┌──
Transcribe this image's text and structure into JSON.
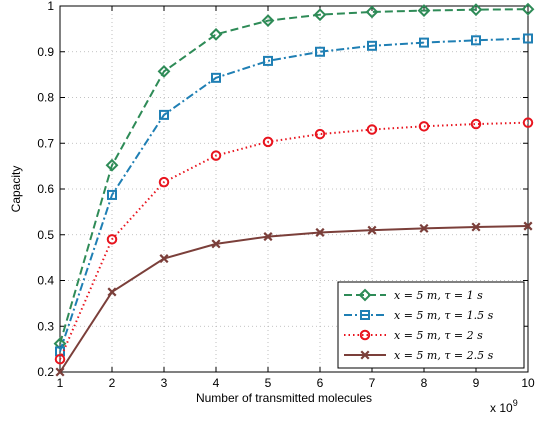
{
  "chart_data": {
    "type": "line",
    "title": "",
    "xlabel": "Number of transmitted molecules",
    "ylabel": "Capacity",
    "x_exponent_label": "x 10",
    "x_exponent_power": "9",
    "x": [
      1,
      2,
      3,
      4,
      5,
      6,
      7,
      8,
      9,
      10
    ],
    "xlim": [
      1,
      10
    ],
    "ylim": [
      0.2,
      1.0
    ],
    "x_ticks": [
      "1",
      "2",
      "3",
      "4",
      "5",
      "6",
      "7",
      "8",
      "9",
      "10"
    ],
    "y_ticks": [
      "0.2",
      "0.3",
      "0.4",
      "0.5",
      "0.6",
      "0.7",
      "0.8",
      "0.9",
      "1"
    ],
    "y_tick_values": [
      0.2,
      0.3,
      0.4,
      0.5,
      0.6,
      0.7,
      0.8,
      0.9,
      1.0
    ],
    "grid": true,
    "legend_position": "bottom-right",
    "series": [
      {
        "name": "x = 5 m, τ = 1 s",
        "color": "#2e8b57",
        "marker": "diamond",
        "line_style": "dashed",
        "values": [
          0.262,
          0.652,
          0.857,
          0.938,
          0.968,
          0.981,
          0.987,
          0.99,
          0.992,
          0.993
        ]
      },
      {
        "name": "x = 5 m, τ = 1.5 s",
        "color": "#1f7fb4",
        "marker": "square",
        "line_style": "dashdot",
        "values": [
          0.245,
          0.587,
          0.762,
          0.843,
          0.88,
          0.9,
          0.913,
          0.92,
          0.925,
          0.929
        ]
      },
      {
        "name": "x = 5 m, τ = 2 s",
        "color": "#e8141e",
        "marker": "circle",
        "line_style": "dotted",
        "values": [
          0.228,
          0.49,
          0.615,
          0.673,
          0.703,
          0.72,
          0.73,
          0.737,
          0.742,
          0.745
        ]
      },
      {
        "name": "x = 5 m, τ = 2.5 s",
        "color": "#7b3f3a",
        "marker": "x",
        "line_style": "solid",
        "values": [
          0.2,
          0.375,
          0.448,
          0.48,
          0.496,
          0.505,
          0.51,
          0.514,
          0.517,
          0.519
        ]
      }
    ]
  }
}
└──
- [Directive]: From the records above, pick out and copy each line holding the word "marker".

- [Result of this exercise]:
        "marker": "diamond",
        "marker": "square",
        "marker": "circle",
        "marker": "x",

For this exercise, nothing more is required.